● THE INPUT
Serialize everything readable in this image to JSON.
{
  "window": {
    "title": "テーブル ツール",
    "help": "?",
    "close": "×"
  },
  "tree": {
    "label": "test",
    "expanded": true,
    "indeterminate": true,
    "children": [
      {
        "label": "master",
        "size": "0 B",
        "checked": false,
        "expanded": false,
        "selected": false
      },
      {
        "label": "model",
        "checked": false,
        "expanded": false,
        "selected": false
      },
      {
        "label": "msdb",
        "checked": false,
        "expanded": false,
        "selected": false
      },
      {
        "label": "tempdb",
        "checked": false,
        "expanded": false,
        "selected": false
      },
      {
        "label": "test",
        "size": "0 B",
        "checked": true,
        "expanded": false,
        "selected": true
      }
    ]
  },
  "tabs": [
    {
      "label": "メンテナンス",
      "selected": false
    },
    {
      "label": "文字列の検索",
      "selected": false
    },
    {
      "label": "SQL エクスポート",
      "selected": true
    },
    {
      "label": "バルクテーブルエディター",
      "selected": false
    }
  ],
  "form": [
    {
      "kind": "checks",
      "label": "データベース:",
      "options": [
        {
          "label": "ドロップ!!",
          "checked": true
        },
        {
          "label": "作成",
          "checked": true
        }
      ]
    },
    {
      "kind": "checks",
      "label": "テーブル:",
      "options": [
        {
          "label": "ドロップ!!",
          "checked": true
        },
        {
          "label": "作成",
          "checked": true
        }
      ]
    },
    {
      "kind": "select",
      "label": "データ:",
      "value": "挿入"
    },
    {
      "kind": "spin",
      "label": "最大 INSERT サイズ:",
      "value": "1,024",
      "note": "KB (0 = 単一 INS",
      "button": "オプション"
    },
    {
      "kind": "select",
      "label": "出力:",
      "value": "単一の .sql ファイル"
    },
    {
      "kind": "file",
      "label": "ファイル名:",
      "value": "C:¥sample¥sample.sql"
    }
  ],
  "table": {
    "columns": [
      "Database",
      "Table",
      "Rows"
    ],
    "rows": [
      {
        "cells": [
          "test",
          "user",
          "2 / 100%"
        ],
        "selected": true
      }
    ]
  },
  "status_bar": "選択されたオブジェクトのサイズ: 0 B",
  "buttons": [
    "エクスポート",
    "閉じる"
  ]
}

● WORK TO DO
Above are the records; retype every one exactly.

● SOLUTION TO THIS TASK
Serialize everything readable in this image to JSON.
{
  "window": {
    "title": "テーブル ツール",
    "help": "?",
    "close": "×"
  },
  "tree": {
    "label": "test",
    "expanded": true,
    "indeterminate": true,
    "children": [
      {
        "label": "master",
        "size": "0 B",
        "checked": false,
        "expanded": false,
        "selected": false
      },
      {
        "label": "model",
        "checked": false,
        "expanded": false,
        "selected": false
      },
      {
        "label": "msdb",
        "checked": false,
        "expanded": false,
        "selected": false
      },
      {
        "label": "tempdb",
        "checked": false,
        "expanded": false,
        "selected": false
      },
      {
        "label": "test",
        "size": "0 B",
        "checked": true,
        "expanded": false,
        "selected": true
      }
    ]
  },
  "tabs": [
    {
      "label": "メンテナンス",
      "selected": false
    },
    {
      "label": "文字列の検索",
      "selected": false
    },
    {
      "label": "SQL エクスポート",
      "selected": true
    },
    {
      "label": "バルクテーブルエディター",
      "selected": false
    }
  ],
  "form": [
    {
      "kind": "checks",
      "label": "データベース:",
      "options": [
        {
          "label": "ドロップ!!",
          "checked": true
        },
        {
          "label": "作成",
          "checked": true
        }
      ]
    },
    {
      "kind": "checks",
      "label": "テーブル:",
      "options": [
        {
          "label": "ドロップ!!",
          "checked": true
        },
        {
          "label": "作成",
          "checked": true
        }
      ]
    },
    {
      "kind": "select",
      "label": "データ:",
      "value": "挿入"
    },
    {
      "kind": "spin",
      "label": "最大 INSERT サイズ:",
      "value": "1,024",
      "note": "KB (0 = 単一 INS",
      "button": "オプション"
    },
    {
      "kind": "select",
      "label": "出力:",
      "value": "単一の .sql ファイル"
    },
    {
      "kind": "file",
      "label": "ファイル名:",
      "value": "C:¥sample¥sample.sql"
    }
  ],
  "table": {
    "columns": [
      "Database",
      "Table",
      "Rows"
    ],
    "rows": [
      {
        "cells": [
          "test",
          "user",
          "2 / 100%"
        ],
        "selected": true
      }
    ]
  },
  "status_bar": "選択されたオブジェクトのサイズ: 0 B",
  "buttons": [
    "エクスポート",
    "閉じる"
  ]
}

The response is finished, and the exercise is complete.